TASK DETAILS | Reproduce each line from the records that holds "SEARM".

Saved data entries

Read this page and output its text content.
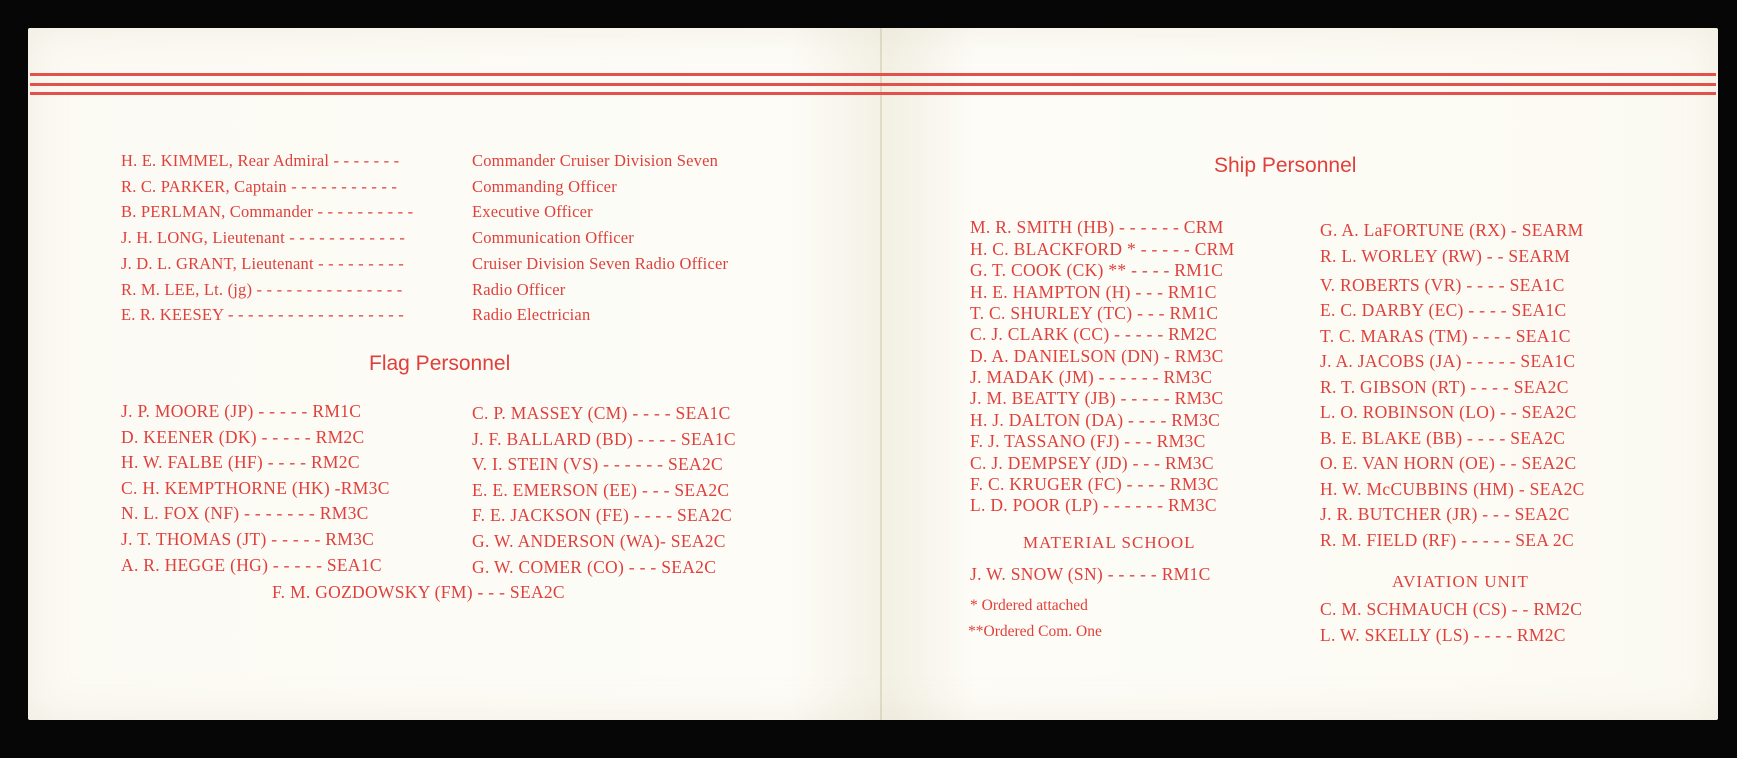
H. E. KIMMEL, Rear Admiral - - - - - - -	Commander Cruiser Division Seven
R. C. PARKER, Captain - - - - - - - - - - -	Commanding Officer
B. PERLMAN, Commander - - - - - - - - - -	Executive Officer
J. H. LONG, Lieutenant - - - - - - - - - - - -	Communication Officer
J. D. L. GRANT, Lieutenant - - - - - - - - -	Cruiser Division Seven Radio Officer
R. M. LEE, Lt. (jg) - - - - - - - - - - - - - - -	Radio Officer
E. R. KEESEY - - - - - - - - - - - - - - - - - -	Radio Electrician
Flag Personnel
J. P. MOORE (JP) - - - - - RM1C
D. KEENER (DK) - - - - - RM2C
H. W. FALBE (HF) - - - - RM2C
C. H. KEMPTHORNE (HK) -RM3C
N. L. FOX (NF) - - - - - - - RM3C
J. T. THOMAS (JT) - - - - - RM3C
A. R. HEGGE (HG) - - - - - SEA1C
C. P. MASSEY (CM) - - - - SEA1C
J. F. BALLARD (BD) - - - - SEA1C
V. I. STEIN (VS) - - - - - - SEA2C
E. E. EMERSON (EE) - - - SEA2C
F. E. JACKSON (FE) - - - - SEA2C
G. W. ANDERSON (WA)- SEA2C
G. W. COMER (CO) - - - SEA2C
F. M. GOZDOWSKY (FM) - - - SEA2C
Ship Personnel
M. R. SMITH (HB) - - - - - - CRM
H. C. BLACKFORD * - - - - - CRM
G. T. COOK (CK) ** - - - - RM1C
H. E. HAMPTON (H) - - - RM1C
T. C. SHURLEY (TC) - - - RM1C
C. J. CLARK (CC) - - - - - RM2C
D. A. DANIELSON (DN) - RM3C
J. MADAK (JM) - - - - - - RM3C
J. M. BEATTY (JB) - - - - - RM3C
H. J. DALTON (DA) - - - - RM3C
F. J. TASSANO (FJ) - - - RM3C
C. J. DEMPSEY (JD) - - - RM3C
F. C. KRUGER (FC) - - - - RM3C
L. D. POOR (LP) - - - - - - RM3C
MATERIAL SCHOOL
J. W. SNOW (SN) - - - - - RM1C
* Ordered attached
**Ordered Com. One
G. A. LaFORTUNE (RX) - SEARM
R. L. WORLEY (RW) - - SEARM
V. ROBERTS (VR) - - - - SEA1C
E. C. DARBY (EC) - - - - SEA1C
T. C. MARAS (TM) - - - - SEA1C
J. A. JACOBS (JA) - - - - - SEA1C
R. T. GIBSON (RT) - - - - SEA2C
L. O. ROBINSON (LO) - - SEA2C
B. E. BLAKE (BB) - - - - SEA2C
O. E. VAN HORN (OE) - - SEA2C
H. W. McCUBBINS (HM) - SEA2C
J. R. BUTCHER (JR) - - - SEA2C
R. M. FIELD (RF) - - - - - SEA 2C
AVIATION UNIT
C. M. SCHMAUCH (CS) - - RM2C
L. W. SKELLY (LS) - - - - RM2C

WORKED ANSWER |
G. A. LaFORTUNE (RX) - SEARM
R. L. WORLEY (RW) - - SEARM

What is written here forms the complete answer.